* [WHAT TO DO] Reproduce every entry in the listing without alteration.

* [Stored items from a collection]
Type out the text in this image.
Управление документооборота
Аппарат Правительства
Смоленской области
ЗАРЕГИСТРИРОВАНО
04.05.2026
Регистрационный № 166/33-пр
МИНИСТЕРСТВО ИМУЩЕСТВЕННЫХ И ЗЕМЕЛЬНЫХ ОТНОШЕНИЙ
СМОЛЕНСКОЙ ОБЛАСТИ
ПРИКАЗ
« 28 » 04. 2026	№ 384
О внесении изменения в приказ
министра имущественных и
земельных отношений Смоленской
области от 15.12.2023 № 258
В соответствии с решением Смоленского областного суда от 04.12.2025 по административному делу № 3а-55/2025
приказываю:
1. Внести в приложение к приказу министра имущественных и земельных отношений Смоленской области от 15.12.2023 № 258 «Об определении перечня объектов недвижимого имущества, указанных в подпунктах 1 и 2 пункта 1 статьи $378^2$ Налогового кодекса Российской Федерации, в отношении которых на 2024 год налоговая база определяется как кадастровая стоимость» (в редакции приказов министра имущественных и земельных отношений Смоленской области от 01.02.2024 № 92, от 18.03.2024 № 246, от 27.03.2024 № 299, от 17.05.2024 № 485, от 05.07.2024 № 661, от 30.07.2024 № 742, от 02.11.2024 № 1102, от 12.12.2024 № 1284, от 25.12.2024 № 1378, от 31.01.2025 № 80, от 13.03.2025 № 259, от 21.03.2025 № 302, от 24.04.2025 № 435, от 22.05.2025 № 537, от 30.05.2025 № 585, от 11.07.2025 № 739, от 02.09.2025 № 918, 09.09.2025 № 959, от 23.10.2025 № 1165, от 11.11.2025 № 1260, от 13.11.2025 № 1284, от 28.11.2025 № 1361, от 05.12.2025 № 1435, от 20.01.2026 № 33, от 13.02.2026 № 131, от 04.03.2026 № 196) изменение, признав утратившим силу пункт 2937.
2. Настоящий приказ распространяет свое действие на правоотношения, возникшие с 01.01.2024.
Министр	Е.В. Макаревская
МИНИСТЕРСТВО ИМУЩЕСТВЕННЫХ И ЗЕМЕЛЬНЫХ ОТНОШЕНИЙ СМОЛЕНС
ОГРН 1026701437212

* [RESULT OF THE TASK]
Type out the text in this image.
Управление документооборота
Аппарат Правительства
Смоленской области
ЗАРЕГИСТРИРОВАНО
04.05.2026
Регистрационный № 166/33-пр
МИНИСТЕРСТВО ИМУЩЕСТВЕННЫХ И ЗЕМЕЛЬНЫХ ОТНОШЕНИЙ
СМОЛЕНСКОЙ ОБЛАСТИ
ПРИКАЗ
« 28 » 04. 2026	№ 384
О внесении изменения в приказ
министра имущественных и
земельных отношений Смоленской
области от 15.12.2023 № 258
В соответствии с решением Смоленского областного суда от 04.12.2025 по административному делу № 3а-55/2025
приказываю:
1. Внести в приложение к приказу министра имущественных и земельных отношений Смоленской области от 15.12.2023 № 258 «Об определении перечня объектов недвижимого имущества, указанных в подпунктах 1 и 2 пункта 1 статьи $378^2$ Налогового кодекса Российской Федерации, в отношении которых на 2024 год налоговая база определяется как кадастровая стоимость» (в редакции приказов министра имущественных и земельных отношений Смоленской области от 01.02.2024 № 92, от 18.03.2024 № 246, от 27.03.2024 № 299, от 17.05.2024 № 485, от 05.07.2024 № 661, от 30.07.2024 № 742, от 02.11.2024 № 1102, от 12.12.2024 № 1284, от 25.12.2024 № 1378, от 31.01.2025 № 80, от 13.03.2025 № 259, от 21.03.2025 № 302, от 24.04.2025 № 435, от 22.05.2025 № 537, от 30.05.2025 № 585, от 11.07.2025 № 739, от 02.09.2025 № 918, 09.09.2025 № 959, от 23.10.2025 № 1165, от 11.11.2025 № 1260, от 13.11.2025 № 1284, от 28.11.2025 № 1361, от 05.12.2025 № 1435, от 20.01.2026 № 33, от 13.02.2026 № 131, от 04.03.2026 № 196) изменение, признав утратившим силу пункт 2937.
2. Настоящий приказ распространяет свое действие на правоотношения, возникшие с 01.01.2024.
Министр	Е.В. Макаревская
МИНИСТЕРСТВО ИМУЩЕСТВЕННЫХ И ЗЕМЕЛЬНЫХ ОТНОШЕНИЙ СМОЛЕНС
ОГРН 1026701437212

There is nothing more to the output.